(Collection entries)
· · ·

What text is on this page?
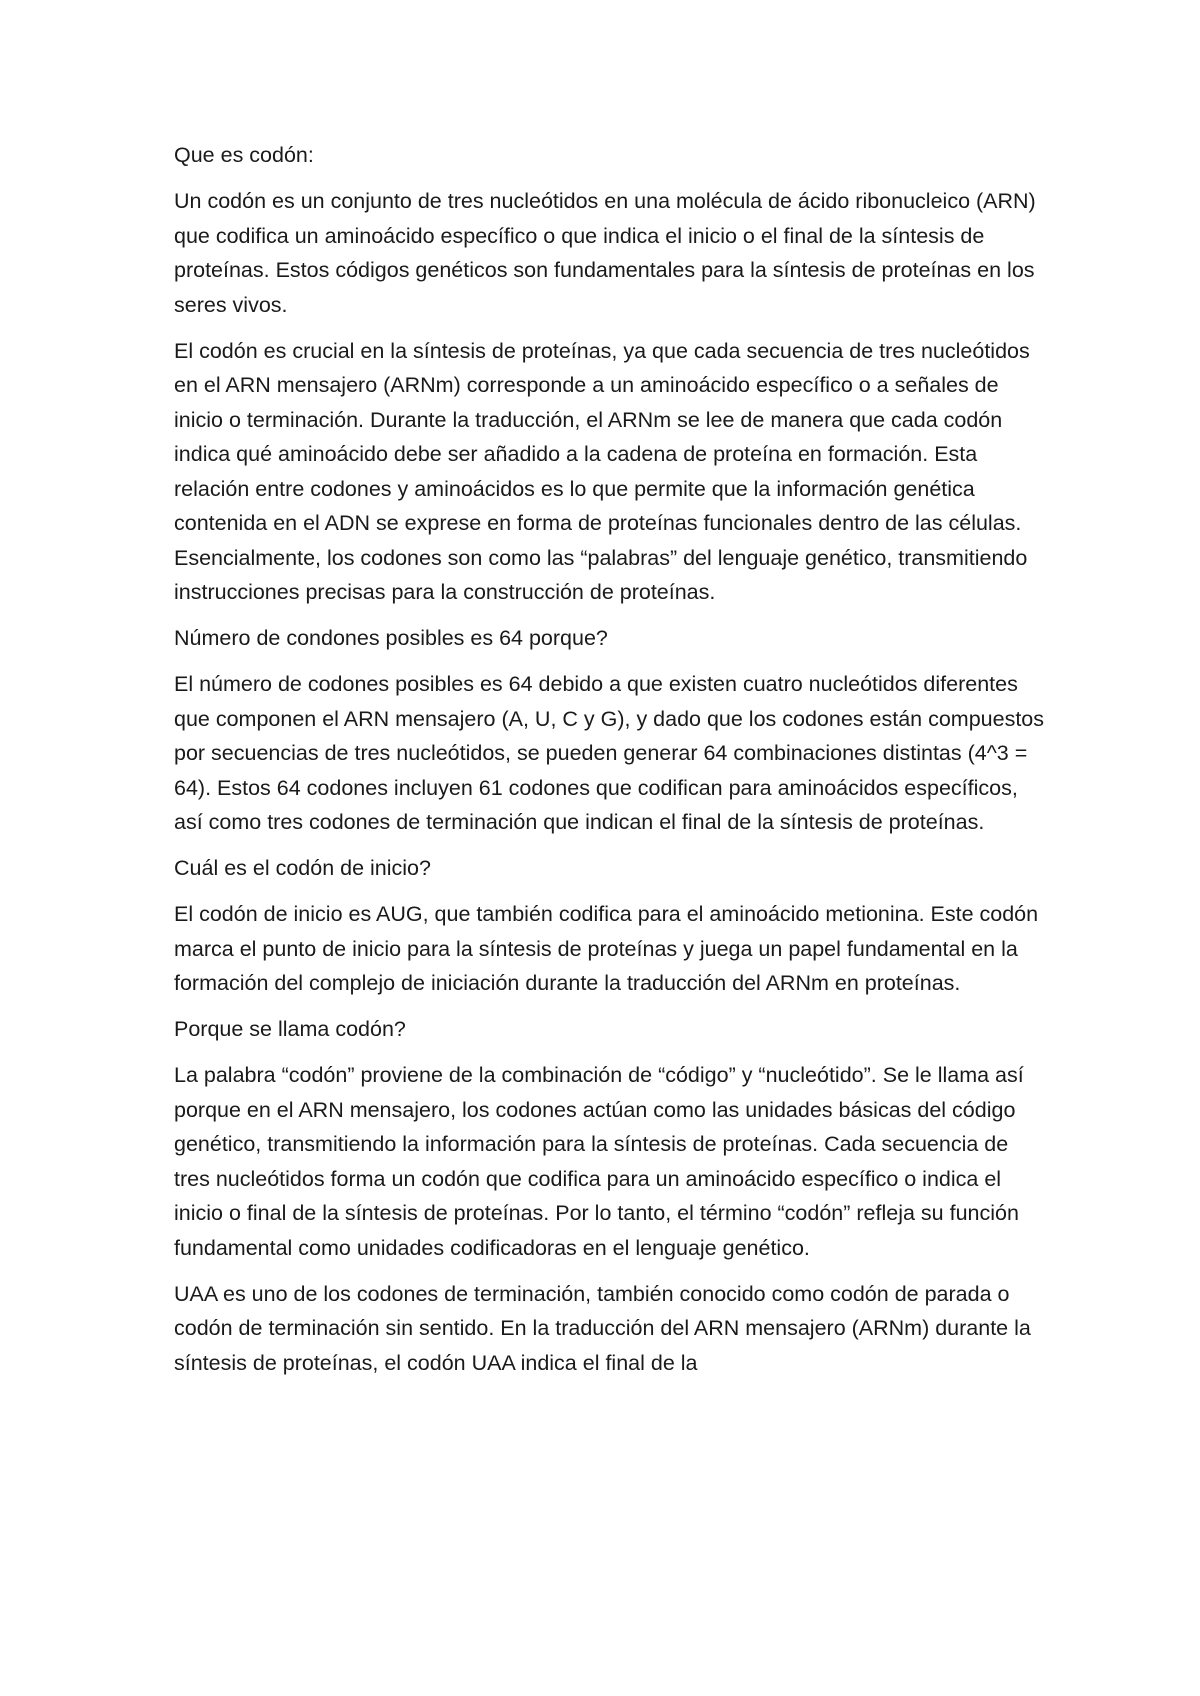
Que es codón:

Un codón es un conjunto de tres nucleótidos en una molécula de ácido ribonucleico (ARN) que codifica un aminoácido específico o que indica el inicio o el final de la síntesis de proteínas. Estos códigos genéticos son fundamentales para la síntesis de proteínas en los seres vivos.

El codón es crucial en la síntesis de proteínas, ya que cada secuencia de tres nucleótidos en el ARN mensajero (ARNm) corresponde a un aminoácido específico o a señales de inicio o terminación. Durante la traducción, el ARNm se lee de manera que cada codón indica qué aminoácido debe ser añadido a la cadena de proteína en formación. Esta relación entre codones y aminoácidos es lo que permite que la información genética contenida en el ADN se exprese en forma de proteínas funcionales dentro de las células. Esencialmente, los codones son como las “palabras” del lenguaje genético, transmitiendo instrucciones precisas para la construcción de proteínas.

Número de condones posibles es 64 porque?

El número de codones posibles es 64 debido a que existen cuatro nucleótidos diferentes que componen el ARN mensajero (A, U, C y G), y dado que los codones están compuestos por secuencias de tres nucleótidos, se pueden generar 64 combinaciones distintas (4^3 = 64). Estos 64 codones incluyen 61 codones que codifican para aminoácidos específicos, así como tres codones de terminación que indican el final de la síntesis de proteínas.

Cuál es el codón de inicio?

El codón de inicio es AUG, que también codifica para el aminoácido metionina. Este codón marca el punto de inicio para la síntesis de proteínas y juega un papel fundamental en la formación del complejo de iniciación durante la traducción del ARNm en proteínas.

Porque se llama codón?

La palabra “codón” proviene de la combinación de “código” y “nucleótido”. Se le llama así porque en el ARN mensajero, los codones actúan como las unidades básicas del código genético, transmitiendo la información para la síntesis de proteínas. Cada secuencia de tres nucleótidos forma un codón que codifica para un aminoácido específico o indica el inicio o final de la síntesis de proteínas. Por lo tanto, el término “codón” refleja su función fundamental como unidades codificadoras en el lenguaje genético.

UAA es uno de los codones de terminación, también conocido como codón de parada o codón de terminación sin sentido. En la traducción del ARN mensajero (ARNm) durante la síntesis de proteínas, el codón UAA indica el final de la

· · ·

**WHAT THIS TASK INVOLVES:** Exactly as written, return every line of the listing, but not the pictures.

**RESPONSE TO THIS EXERCISE:**
What text is on this page?
Que es codón:

Un codón es un conjunto de tres nucleótidos en una molécula de ácido ribonucleico (ARN) que codifica un aminoácido específico o que indica el inicio o el final de la síntesis de proteínas. Estos códigos genéticos son fundamentales para la síntesis de proteínas en los seres vivos.

El codón es crucial en la síntesis de proteínas, ya que cada secuencia de tres nucleótidos en el ARN mensajero (ARNm) corresponde a un aminoácido específico o a señales de inicio o terminación. Durante la traducción, el ARNm se lee de manera que cada codón indica qué aminoácido debe ser añadido a la cadena de proteína en formación. Esta relación entre codones y aminoácidos es lo que permite que la información genética contenida en el ADN se exprese en forma de proteínas funcionales dentro de las células. Esencialmente, los codones son como las “palabras” del lenguaje genético, transmitiendo instrucciones precisas para la construcción de proteínas.

Número de condones posibles es 64 porque?

El número de codones posibles es 64 debido a que existen cuatro nucleótidos diferentes que componen el ARN mensajero (A, U, C y G), y dado que los codones están compuestos por secuencias de tres nucleótidos, se pueden generar 64 combinaciones distintas (4^3 = 64). Estos 64 codones incluyen 61 codones que codifican para aminoácidos específicos, así como tres codones de terminación que indican el final de la síntesis de proteínas.

Cuál es el codón de inicio?

El codón de inicio es AUG, que también codifica para el aminoácido metionina. Este codón marca el punto de inicio para la síntesis de proteínas y juega un papel fundamental en la formación del complejo de iniciación durante la traducción del ARNm en proteínas.

Porque se llama codón?

La palabra “codón” proviene de la combinación de “código” y “nucleótido”. Se le llama así porque en el ARN mensajero, los codones actúan como las unidades básicas del código genético, transmitiendo la información para la síntesis de proteínas. Cada secuencia de tres nucleótidos forma un codón que codifica para un aminoácido específico o indica el inicio o final de la síntesis de proteínas. Por lo tanto, el término “codón” refleja su función fundamental como unidades codificadoras en el lenguaje genético.

UAA es uno de los codones de terminación, también conocido como codón de parada o codón de terminación sin sentido. En la traducción del ARN mensajero (ARNm) durante la síntesis de proteínas, el codón UAA indica el final de la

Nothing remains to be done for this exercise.